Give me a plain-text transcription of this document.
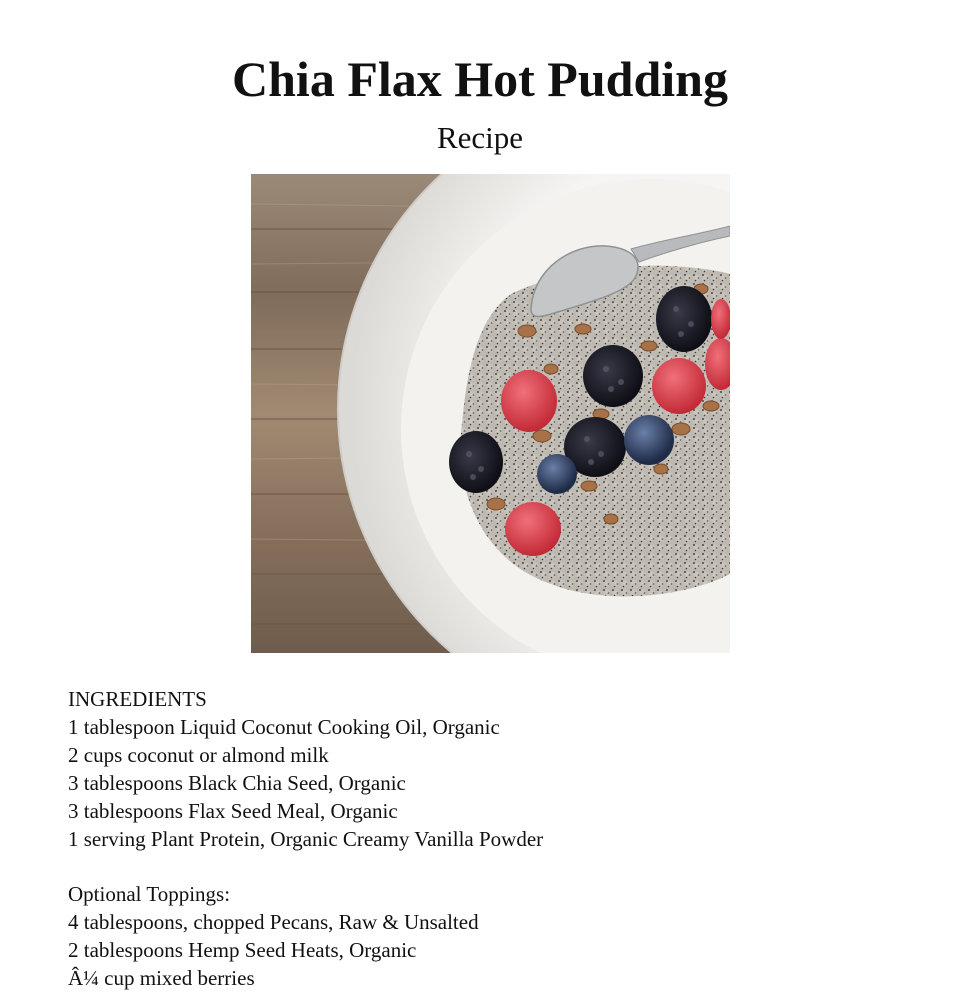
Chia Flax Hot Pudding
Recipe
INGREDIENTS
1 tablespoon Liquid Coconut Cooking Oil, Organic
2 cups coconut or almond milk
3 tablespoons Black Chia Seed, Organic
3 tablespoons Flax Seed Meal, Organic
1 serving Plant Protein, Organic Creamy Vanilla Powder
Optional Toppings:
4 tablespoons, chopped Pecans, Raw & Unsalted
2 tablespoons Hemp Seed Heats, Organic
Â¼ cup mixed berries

+++

◆ What you need to do
Transcribe all of the listing precisely. The images stay out of it.

◆ Expected answer
Give me a plain-text transcription of this document.
Chia Flax Hot Pudding
Recipe
INGREDIENTS
1 tablespoon Liquid Coconut Cooking Oil, Organic
2 cups coconut or almond milk
3 tablespoons Black Chia Seed, Organic
3 tablespoons Flax Seed Meal, Organic
1 serving Plant Protein, Organic Creamy Vanilla Powder
Optional Toppings:
4 tablespoons, chopped Pecans, Raw & Unsalted
2 tablespoons Hemp Seed Heats, Organic
Â¼ cup mixed berries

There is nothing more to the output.